• Instructions for the task:
Please copy out the records below line for line, keeping every character unchanged.

• Dataset excerpts:
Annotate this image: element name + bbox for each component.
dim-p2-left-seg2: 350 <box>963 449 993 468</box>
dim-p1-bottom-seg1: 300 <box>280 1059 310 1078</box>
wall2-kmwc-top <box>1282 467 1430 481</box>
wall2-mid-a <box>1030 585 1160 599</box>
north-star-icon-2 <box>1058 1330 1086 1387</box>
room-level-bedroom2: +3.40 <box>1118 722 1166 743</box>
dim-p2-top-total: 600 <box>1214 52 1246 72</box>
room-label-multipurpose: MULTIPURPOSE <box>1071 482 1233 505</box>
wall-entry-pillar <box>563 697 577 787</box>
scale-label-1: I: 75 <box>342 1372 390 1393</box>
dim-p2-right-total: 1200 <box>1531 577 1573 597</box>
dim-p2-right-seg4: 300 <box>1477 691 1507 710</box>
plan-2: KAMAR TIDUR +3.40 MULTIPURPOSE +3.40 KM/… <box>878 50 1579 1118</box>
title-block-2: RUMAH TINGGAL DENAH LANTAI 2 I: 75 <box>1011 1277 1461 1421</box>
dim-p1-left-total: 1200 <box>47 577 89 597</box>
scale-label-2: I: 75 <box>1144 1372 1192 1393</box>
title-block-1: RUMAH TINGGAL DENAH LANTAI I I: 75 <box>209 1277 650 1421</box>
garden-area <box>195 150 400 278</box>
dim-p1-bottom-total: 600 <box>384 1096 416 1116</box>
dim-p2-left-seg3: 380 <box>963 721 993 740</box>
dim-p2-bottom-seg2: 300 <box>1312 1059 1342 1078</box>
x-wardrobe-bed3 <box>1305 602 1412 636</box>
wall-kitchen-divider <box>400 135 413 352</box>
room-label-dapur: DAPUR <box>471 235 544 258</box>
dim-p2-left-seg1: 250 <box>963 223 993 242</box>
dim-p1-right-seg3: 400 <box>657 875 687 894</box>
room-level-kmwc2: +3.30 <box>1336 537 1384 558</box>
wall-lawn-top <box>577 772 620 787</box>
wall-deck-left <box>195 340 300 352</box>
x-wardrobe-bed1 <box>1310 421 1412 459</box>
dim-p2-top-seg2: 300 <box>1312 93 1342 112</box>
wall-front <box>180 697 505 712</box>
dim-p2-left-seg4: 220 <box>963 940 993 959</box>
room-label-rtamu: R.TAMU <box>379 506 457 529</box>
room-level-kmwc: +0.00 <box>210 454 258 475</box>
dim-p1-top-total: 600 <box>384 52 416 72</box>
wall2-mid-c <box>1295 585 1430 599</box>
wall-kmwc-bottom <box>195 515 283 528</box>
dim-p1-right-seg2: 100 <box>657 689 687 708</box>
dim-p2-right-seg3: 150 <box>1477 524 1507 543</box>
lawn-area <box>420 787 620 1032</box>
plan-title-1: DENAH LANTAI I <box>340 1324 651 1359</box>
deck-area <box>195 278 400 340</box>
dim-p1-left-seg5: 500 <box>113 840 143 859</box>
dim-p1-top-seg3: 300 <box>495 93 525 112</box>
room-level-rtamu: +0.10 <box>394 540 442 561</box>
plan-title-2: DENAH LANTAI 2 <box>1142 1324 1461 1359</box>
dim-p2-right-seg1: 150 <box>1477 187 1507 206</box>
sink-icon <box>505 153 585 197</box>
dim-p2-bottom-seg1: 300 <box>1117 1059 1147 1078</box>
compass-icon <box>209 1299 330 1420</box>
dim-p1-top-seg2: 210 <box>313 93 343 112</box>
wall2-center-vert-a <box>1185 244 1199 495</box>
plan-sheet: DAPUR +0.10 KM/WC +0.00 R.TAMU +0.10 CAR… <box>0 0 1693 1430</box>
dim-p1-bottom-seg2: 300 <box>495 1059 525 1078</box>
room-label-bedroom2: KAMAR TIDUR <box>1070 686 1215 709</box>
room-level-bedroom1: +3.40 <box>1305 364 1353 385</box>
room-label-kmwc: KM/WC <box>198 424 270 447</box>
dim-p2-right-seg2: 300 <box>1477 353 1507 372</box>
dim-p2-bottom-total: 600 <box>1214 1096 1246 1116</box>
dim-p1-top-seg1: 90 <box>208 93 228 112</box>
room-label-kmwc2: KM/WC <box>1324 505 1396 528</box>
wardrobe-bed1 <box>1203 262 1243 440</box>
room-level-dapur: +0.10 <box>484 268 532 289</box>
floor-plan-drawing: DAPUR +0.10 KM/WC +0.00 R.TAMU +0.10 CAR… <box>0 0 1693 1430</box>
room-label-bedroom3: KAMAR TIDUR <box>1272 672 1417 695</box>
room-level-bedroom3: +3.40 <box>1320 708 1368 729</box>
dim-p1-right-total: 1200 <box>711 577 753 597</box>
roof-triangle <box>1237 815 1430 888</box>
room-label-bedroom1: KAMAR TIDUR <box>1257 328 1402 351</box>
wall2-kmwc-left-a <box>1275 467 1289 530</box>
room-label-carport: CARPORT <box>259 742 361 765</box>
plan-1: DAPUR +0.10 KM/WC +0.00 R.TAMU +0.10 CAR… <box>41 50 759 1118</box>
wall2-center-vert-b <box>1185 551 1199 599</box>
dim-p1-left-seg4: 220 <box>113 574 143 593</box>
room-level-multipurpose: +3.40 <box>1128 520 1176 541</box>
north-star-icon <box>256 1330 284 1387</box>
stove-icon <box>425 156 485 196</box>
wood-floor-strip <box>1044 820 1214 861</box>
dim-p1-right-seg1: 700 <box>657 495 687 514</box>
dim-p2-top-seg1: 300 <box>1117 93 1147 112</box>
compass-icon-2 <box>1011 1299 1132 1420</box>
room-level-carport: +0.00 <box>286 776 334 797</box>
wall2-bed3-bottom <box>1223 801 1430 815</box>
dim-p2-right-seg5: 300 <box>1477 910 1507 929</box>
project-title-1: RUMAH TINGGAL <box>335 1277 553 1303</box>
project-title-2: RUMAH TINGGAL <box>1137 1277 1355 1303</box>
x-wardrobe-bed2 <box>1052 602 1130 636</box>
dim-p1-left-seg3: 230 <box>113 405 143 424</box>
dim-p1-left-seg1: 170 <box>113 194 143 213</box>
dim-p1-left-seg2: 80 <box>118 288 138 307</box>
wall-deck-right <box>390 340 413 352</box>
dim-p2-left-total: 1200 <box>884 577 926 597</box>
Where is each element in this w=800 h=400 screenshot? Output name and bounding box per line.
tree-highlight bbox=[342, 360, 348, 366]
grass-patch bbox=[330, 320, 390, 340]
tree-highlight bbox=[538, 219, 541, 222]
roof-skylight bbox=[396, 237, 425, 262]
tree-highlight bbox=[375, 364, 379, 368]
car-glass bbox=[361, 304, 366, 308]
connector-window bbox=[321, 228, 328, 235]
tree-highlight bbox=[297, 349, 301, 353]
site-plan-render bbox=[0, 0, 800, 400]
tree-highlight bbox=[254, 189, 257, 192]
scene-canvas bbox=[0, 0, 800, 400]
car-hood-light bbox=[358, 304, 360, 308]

• Full output:
Annotate this image: element name + bbox for each component.
dim-p2-left-seg2: 350 <box>963 449 993 468</box>
dim-p1-bottom-seg1: 300 <box>280 1059 310 1078</box>
wall2-kmwc-top <box>1282 467 1430 481</box>
wall2-mid-a <box>1030 585 1160 599</box>
north-star-icon-2 <box>1058 1330 1086 1387</box>
room-level-bedroom2: +3.40 <box>1118 722 1166 743</box>
dim-p2-top-total: 600 <box>1214 52 1246 72</box>
room-label-multipurpose: MULTIPURPOSE <box>1071 482 1233 505</box>
wall-entry-pillar <box>563 697 577 787</box>
scale-label-1: I: 75 <box>342 1372 390 1393</box>
dim-p2-right-total: 1200 <box>1531 577 1573 597</box>
dim-p2-right-seg4: 300 <box>1477 691 1507 710</box>
plan-2: KAMAR TIDUR +3.40 MULTIPURPOSE +3.40 KM/… <box>878 50 1579 1118</box>
title-block-2: RUMAH TINGGAL DENAH LANTAI 2 I: 75 <box>1011 1277 1461 1421</box>
dim-p1-left-total: 1200 <box>47 577 89 597</box>
scale-label-2: I: 75 <box>1144 1372 1192 1393</box>
title-block-1: RUMAH TINGGAL DENAH LANTAI I I: 75 <box>209 1277 650 1421</box>
garden-area <box>195 150 400 278</box>
dim-p1-bottom-total: 600 <box>384 1096 416 1116</box>
dim-p2-left-seg3: 380 <box>963 721 993 740</box>
dim-p2-bottom-seg2: 300 <box>1312 1059 1342 1078</box>
x-wardrobe-bed3 <box>1305 602 1412 636</box>
wall-kitchen-divider <box>400 135 413 352</box>
room-label-dapur: DAPUR <box>471 235 544 258</box>
dim-p2-left-seg1: 250 <box>963 223 993 242</box>
dim-p1-right-seg3: 400 <box>657 875 687 894</box>
room-level-kmwc2: +3.30 <box>1336 537 1384 558</box>
wall-lawn-top <box>577 772 620 787</box>
wall-deck-left <box>195 340 300 352</box>
x-wardrobe-bed1 <box>1310 421 1412 459</box>
dim-p2-top-seg2: 300 <box>1312 93 1342 112</box>
wall-front <box>180 697 505 712</box>
dim-p2-left-seg4: 220 <box>963 940 993 959</box>
room-label-rtamu: R.TAMU <box>379 506 457 529</box>
room-level-kmwc: +0.00 <box>210 454 258 475</box>
dim-p1-top-total: 600 <box>384 52 416 72</box>
wall2-mid-c <box>1295 585 1430 599</box>
wall-kmwc-bottom <box>195 515 283 528</box>
dim-p1-right-seg2: 100 <box>657 689 687 708</box>
dim-p2-right-seg3: 150 <box>1477 524 1507 543</box>
lawn-area <box>420 787 620 1032</box>
plan-title-1: DENAH LANTAI I <box>340 1324 651 1359</box>
deck-area <box>195 278 400 340</box>
dim-p1-left-seg5: 500 <box>113 840 143 859</box>
dim-p1-top-seg3: 300 <box>495 93 525 112</box>
room-level-rtamu: +0.10 <box>394 540 442 561</box>
plan-title-2: DENAH LANTAI 2 <box>1142 1324 1461 1359</box>
dim-p2-right-seg1: 150 <box>1477 187 1507 206</box>
sink-icon <box>505 153 585 197</box>
dim-p2-bottom-seg1: 300 <box>1117 1059 1147 1078</box>
compass-icon <box>209 1299 330 1420</box>
dim-p1-top-seg2: 210 <box>313 93 343 112</box>
wall2-center-vert-a <box>1185 244 1199 495</box>
plan-sheet: DAPUR +0.10 KM/WC +0.00 R.TAMU +0.10 CAR… <box>0 0 1693 1430</box>
dim-p1-bottom-seg2: 300 <box>495 1059 525 1078</box>
room-label-bedroom2: KAMAR TIDUR <box>1070 686 1215 709</box>
room-level-bedroom1: +3.40 <box>1305 364 1353 385</box>
room-label-kmwc: KM/WC <box>198 424 270 447</box>
dim-p2-right-seg2: 300 <box>1477 353 1507 372</box>
dim-p2-bottom-total: 600 <box>1214 1096 1246 1116</box>
dim-p1-top-seg1: 90 <box>208 93 228 112</box>
room-label-kmwc2: KM/WC <box>1324 505 1396 528</box>
wardrobe-bed1 <box>1203 262 1243 440</box>
room-level-dapur: +0.10 <box>484 268 532 289</box>
floor-plan-drawing: DAPUR +0.10 KM/WC +0.00 R.TAMU +0.10 CAR… <box>0 0 1693 1430</box>
room-label-bedroom3: KAMAR TIDUR <box>1272 672 1417 695</box>
room-level-bedroom3: +3.40 <box>1320 708 1368 729</box>
dim-p1-right-total: 1200 <box>711 577 753 597</box>
roof-triangle <box>1237 815 1430 888</box>
room-label-bedroom1: KAMAR TIDUR <box>1257 328 1402 351</box>
wall2-kmwc-left-a <box>1275 467 1289 530</box>
room-label-carport: CARPORT <box>259 742 361 765</box>
plan-1: DAPUR +0.10 KM/WC +0.00 R.TAMU +0.10 CAR… <box>41 50 759 1118</box>
wall2-center-vert-b <box>1185 551 1199 599</box>
dim-p1-left-seg4: 220 <box>113 574 143 593</box>
room-level-multipurpose: +3.40 <box>1128 520 1176 541</box>
north-star-icon <box>256 1330 284 1387</box>
stove-icon <box>425 156 485 196</box>
wood-floor-strip <box>1044 820 1214 861</box>
dim-p1-right-seg1: 700 <box>657 495 687 514</box>
dim-p2-top-seg1: 300 <box>1117 93 1147 112</box>
compass-icon-2 <box>1011 1299 1132 1420</box>
room-level-carport: +0.00 <box>286 776 334 797</box>
wall2-bed3-bottom <box>1223 801 1430 815</box>
dim-p2-right-seg5: 300 <box>1477 910 1507 929</box>
project-title-1: RUMAH TINGGAL <box>335 1277 553 1303</box>
project-title-2: RUMAH TINGGAL <box>1137 1277 1355 1303</box>
x-wardrobe-bed2 <box>1052 602 1130 636</box>
dim-p1-left-seg3: 230 <box>113 405 143 424</box>
dim-p1-left-seg1: 170 <box>113 194 143 213</box>
dim-p1-left-seg2: 80 <box>118 288 138 307</box>
wall-deck-right <box>390 340 413 352</box>
dim-p2-left-total: 1200 <box>884 577 926 597</box>
Where is each element in this w=800 h=400 screenshot? Output name and bounding box per line.
tree-highlight bbox=[342, 360, 348, 366]
grass-patch bbox=[330, 320, 390, 340]
tree-highlight bbox=[538, 219, 541, 222]
roof-skylight bbox=[396, 237, 425, 262]
tree-highlight bbox=[375, 364, 379, 368]
car-glass bbox=[361, 304, 366, 308]
connector-window bbox=[321, 228, 328, 235]
tree-highlight bbox=[297, 349, 301, 353]
site-plan-render bbox=[0, 0, 800, 400]
tree-highlight bbox=[254, 189, 257, 192]
scene-canvas bbox=[0, 0, 800, 400]
car-hood-light bbox=[358, 304, 360, 308]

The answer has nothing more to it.